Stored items
·····

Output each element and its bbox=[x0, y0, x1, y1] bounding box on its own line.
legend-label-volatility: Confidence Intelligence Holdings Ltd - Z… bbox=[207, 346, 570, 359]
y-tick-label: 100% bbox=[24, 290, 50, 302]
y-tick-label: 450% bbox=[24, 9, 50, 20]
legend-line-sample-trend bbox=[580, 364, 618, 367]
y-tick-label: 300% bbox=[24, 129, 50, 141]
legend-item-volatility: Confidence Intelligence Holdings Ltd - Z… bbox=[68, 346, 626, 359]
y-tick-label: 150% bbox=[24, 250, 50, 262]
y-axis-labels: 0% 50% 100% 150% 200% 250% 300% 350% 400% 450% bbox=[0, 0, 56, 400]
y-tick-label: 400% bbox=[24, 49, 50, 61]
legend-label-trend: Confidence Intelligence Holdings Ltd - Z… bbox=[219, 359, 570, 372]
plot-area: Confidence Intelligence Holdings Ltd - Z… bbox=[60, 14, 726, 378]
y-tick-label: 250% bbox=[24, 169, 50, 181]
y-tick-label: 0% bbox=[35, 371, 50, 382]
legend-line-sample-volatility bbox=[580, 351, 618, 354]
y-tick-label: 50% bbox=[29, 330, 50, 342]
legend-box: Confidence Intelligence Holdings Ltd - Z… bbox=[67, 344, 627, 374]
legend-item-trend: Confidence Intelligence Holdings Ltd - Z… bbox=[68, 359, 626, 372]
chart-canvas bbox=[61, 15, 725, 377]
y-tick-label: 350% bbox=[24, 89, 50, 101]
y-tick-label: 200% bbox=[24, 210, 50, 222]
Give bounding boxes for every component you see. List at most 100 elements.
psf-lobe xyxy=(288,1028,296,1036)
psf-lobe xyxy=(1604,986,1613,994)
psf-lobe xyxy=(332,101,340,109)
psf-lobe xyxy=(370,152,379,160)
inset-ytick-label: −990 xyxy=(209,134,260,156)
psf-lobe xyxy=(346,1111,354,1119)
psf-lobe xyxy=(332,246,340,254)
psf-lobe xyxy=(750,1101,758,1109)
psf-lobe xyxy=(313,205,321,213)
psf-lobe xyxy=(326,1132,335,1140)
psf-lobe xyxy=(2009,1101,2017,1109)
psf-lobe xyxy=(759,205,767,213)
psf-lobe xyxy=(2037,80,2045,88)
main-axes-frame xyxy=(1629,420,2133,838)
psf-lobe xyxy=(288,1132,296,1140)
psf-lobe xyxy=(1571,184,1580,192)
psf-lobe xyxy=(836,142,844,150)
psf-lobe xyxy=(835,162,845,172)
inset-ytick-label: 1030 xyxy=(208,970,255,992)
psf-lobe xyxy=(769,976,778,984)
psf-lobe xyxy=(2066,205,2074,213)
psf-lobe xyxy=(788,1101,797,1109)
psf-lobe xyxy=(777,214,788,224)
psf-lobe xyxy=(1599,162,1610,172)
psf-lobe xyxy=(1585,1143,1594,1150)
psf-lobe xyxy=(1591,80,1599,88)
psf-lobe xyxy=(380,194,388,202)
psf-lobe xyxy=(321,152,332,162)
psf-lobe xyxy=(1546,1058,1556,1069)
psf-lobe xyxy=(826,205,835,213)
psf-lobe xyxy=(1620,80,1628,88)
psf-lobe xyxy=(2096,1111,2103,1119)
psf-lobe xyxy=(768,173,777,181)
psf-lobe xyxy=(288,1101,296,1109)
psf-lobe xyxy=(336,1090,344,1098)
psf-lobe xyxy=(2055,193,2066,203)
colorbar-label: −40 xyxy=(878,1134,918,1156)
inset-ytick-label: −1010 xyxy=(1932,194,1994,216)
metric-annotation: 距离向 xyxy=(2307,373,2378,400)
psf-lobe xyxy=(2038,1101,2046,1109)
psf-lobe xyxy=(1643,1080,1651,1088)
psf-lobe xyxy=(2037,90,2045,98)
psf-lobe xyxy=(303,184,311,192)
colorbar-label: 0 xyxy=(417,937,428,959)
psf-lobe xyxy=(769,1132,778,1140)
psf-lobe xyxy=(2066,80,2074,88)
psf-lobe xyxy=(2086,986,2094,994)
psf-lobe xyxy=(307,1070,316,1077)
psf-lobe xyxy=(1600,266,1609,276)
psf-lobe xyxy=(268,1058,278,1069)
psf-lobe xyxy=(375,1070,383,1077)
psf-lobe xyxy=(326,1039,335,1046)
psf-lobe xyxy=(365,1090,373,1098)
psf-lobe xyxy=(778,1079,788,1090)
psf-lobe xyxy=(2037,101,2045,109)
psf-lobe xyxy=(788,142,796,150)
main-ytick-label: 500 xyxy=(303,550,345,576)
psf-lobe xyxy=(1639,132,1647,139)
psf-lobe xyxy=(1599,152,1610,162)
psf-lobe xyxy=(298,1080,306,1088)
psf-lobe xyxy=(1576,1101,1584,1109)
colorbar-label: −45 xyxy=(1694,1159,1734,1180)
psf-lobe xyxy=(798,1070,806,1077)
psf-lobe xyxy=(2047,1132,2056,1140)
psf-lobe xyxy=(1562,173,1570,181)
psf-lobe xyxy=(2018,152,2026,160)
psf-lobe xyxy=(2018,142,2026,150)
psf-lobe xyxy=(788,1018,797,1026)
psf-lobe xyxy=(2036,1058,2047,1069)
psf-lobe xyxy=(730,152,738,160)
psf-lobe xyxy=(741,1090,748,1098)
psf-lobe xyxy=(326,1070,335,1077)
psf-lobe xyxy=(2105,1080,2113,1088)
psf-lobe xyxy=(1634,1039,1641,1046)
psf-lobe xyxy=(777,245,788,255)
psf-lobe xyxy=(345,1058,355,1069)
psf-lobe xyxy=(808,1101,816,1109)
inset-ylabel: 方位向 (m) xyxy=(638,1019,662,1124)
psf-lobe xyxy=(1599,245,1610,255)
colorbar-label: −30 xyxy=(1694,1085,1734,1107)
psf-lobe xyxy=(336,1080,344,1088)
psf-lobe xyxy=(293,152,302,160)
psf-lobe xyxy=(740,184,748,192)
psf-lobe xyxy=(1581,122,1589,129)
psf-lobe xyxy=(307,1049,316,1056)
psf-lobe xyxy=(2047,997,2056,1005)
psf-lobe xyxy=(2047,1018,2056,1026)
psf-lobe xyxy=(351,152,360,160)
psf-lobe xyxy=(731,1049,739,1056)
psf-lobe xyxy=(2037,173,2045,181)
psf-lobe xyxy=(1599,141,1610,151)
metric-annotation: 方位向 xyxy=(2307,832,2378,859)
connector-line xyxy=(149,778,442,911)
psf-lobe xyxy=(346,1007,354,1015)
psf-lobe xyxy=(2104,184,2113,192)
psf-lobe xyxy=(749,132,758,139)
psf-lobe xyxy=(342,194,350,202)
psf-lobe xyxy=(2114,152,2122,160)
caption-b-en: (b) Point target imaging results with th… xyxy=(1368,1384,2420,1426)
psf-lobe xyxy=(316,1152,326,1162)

·····

> GIVEN REQUEST
Can you turn the lines from the start of the records through the line holding "legend-box: Confidence Intelligence", both included, into a numbered list with blank lines left out?

> COMPLETE ANSWER
1. Output each element and its bbox=[x0, y0, x1, y1] bounding box on its own line.
2. legend-label-volatility: Confidence Intelligence Holdings Ltd - Z… bbox=[207, 346, 570, 359]
3. y-tick-label: 100% bbox=[24, 290, 50, 302]
4. y-tick-label: 450% bbox=[24, 9, 50, 20]
5. legend-line-sample-trend bbox=[580, 364, 618, 367]
6. y-tick-label: 300% bbox=[24, 129, 50, 141]
7. legend-item-volatility: Confidence Intelligence Holdings Ltd - Z… bbox=[68, 346, 626, 359]
8. y-tick-label: 150% bbox=[24, 250, 50, 262]
9. y-axis-labels: 0% 50% 100% 150% 200% 250% 300% 350% 400% 450% bbox=[0, 0, 56, 400]
10. y-tick-label: 400% bbox=[24, 49, 50, 61]
11. legend-label-trend: Confidence Intelligence Holdings Ltd - Z… bbox=[219, 359, 570, 372]
12. plot-area: Confidence Intelligence Holdings Ltd - Z… bbox=[60, 14, 726, 378]
13. y-tick-label: 250% bbox=[24, 169, 50, 181]
14. y-tick-label: 0% bbox=[35, 371, 50, 382]
15. legend-line-sample-volatility bbox=[580, 351, 618, 354]
16. y-tick-label: 50% bbox=[29, 330, 50, 342]
17. legend-box: Confidence Intelligence Holdings Ltd - Z… bbox=[67, 344, 627, 374]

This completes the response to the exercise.